JOB
Take each line containing the word "maximum" and copy it.

(Items from a figure collection)
• • • • • • •
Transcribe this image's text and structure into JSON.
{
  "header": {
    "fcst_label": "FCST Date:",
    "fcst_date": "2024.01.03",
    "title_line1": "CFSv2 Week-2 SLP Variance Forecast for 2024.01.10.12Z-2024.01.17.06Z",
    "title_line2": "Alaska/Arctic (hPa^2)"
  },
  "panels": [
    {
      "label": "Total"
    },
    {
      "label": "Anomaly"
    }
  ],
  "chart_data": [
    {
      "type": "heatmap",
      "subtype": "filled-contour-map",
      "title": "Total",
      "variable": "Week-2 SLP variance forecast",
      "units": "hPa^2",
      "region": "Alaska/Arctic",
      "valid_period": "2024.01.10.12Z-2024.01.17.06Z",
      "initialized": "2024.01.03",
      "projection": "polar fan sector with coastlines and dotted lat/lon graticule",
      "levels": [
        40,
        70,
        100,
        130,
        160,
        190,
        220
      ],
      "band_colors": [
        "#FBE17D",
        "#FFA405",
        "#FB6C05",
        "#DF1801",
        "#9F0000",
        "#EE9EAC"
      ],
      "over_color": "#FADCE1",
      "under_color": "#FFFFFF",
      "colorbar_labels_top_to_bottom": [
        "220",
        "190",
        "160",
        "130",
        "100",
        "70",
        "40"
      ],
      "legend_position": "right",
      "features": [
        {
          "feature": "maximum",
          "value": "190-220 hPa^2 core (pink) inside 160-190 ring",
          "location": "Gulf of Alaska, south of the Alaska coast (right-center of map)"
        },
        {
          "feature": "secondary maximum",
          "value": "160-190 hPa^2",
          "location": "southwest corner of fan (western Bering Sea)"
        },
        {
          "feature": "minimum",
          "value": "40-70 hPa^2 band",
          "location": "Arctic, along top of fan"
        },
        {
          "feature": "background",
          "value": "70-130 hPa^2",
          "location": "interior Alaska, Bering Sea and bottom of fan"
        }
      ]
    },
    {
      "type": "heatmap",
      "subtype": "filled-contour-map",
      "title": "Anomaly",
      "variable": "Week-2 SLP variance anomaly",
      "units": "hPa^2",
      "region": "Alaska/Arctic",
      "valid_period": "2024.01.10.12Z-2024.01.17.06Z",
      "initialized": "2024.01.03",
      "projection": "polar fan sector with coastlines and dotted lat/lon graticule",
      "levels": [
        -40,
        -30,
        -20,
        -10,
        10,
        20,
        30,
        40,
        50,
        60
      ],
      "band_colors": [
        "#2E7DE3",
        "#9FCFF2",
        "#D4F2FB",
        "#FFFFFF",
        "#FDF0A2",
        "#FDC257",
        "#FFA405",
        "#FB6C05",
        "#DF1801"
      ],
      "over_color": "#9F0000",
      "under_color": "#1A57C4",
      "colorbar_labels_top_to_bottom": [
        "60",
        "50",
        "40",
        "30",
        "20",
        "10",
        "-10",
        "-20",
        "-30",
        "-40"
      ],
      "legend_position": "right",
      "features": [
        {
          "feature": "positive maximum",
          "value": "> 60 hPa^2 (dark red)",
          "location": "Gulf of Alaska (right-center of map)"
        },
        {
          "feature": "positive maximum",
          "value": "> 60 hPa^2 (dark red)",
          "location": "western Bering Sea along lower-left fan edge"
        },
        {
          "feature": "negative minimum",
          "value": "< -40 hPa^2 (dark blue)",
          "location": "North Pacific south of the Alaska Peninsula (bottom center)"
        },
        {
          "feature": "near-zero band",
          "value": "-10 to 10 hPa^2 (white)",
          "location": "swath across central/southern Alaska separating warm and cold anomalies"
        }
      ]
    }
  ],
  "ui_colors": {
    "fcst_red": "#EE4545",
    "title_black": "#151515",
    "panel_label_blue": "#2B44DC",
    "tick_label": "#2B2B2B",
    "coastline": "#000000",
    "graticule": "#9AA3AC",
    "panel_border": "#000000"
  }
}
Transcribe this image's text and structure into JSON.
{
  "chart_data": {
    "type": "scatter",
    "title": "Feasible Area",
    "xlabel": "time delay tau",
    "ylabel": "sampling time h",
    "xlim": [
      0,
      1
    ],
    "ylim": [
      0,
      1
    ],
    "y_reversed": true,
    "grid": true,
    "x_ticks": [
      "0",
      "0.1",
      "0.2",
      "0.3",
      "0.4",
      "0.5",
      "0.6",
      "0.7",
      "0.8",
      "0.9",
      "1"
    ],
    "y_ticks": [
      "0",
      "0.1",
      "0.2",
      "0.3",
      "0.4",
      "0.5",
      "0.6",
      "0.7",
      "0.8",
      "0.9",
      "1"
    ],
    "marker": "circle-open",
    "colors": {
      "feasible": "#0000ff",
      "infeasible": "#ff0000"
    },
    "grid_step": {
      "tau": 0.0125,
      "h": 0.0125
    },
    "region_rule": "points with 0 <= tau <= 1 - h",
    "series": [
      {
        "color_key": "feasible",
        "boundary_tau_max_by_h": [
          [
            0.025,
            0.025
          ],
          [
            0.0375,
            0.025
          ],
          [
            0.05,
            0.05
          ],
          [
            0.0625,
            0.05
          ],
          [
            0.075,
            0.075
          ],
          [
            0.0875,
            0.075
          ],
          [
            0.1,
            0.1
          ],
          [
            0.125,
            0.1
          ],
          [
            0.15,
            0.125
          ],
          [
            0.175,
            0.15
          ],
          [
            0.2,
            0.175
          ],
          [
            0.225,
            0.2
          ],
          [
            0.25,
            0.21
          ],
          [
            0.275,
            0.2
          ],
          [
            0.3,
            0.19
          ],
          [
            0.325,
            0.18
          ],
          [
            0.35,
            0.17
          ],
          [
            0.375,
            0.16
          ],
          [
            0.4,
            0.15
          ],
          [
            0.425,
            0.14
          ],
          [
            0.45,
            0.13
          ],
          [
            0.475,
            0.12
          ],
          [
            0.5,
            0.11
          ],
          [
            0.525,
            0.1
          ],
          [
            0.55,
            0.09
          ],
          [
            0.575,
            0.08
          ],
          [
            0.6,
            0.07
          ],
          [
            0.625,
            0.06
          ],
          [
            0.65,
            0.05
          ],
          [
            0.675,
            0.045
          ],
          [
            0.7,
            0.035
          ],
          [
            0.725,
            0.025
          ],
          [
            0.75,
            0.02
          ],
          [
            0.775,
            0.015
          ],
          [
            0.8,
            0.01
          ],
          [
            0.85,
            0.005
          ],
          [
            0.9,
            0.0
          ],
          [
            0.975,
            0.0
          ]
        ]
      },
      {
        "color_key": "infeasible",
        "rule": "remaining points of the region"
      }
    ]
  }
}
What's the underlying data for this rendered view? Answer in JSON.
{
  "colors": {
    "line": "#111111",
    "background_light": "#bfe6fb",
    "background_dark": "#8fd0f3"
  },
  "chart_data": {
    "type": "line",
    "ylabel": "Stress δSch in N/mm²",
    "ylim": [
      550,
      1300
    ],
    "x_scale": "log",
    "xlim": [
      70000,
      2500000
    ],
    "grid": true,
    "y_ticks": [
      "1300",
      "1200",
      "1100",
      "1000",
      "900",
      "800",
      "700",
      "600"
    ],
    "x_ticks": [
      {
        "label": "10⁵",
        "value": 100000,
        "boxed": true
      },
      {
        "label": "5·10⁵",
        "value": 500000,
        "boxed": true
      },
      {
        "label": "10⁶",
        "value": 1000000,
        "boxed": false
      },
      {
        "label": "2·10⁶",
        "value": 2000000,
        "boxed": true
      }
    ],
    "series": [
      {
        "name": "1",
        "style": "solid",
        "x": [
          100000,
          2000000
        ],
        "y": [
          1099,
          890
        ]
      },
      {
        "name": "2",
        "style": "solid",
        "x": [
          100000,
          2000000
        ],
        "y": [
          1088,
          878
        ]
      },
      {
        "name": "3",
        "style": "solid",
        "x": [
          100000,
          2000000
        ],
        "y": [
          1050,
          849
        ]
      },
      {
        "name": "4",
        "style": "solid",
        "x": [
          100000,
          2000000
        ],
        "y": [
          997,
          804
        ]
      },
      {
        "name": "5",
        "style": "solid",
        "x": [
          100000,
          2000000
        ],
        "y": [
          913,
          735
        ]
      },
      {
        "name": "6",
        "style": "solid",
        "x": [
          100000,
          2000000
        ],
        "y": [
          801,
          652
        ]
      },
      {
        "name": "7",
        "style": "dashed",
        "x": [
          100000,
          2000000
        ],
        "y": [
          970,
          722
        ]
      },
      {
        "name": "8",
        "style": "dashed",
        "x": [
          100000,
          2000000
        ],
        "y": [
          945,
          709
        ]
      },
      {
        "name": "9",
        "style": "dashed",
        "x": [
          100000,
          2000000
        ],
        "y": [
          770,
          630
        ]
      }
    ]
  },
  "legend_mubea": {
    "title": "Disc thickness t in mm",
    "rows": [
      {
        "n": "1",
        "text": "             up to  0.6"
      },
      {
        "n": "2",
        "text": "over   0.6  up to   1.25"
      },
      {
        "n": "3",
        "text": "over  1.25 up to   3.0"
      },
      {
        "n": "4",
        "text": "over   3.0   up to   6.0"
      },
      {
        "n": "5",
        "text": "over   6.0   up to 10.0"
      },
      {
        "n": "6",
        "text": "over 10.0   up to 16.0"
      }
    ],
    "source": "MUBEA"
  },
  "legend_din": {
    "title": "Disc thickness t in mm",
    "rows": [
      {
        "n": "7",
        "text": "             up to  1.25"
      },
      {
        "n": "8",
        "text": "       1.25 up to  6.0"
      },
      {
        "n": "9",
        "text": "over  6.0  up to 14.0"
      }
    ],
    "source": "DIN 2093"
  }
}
• • • • • • •
FINAL ANSWER
          "feature": "maximum",
          "feature": "secondary maximum",
          "feature": "positive maximum",
          "feature": "positive maximum",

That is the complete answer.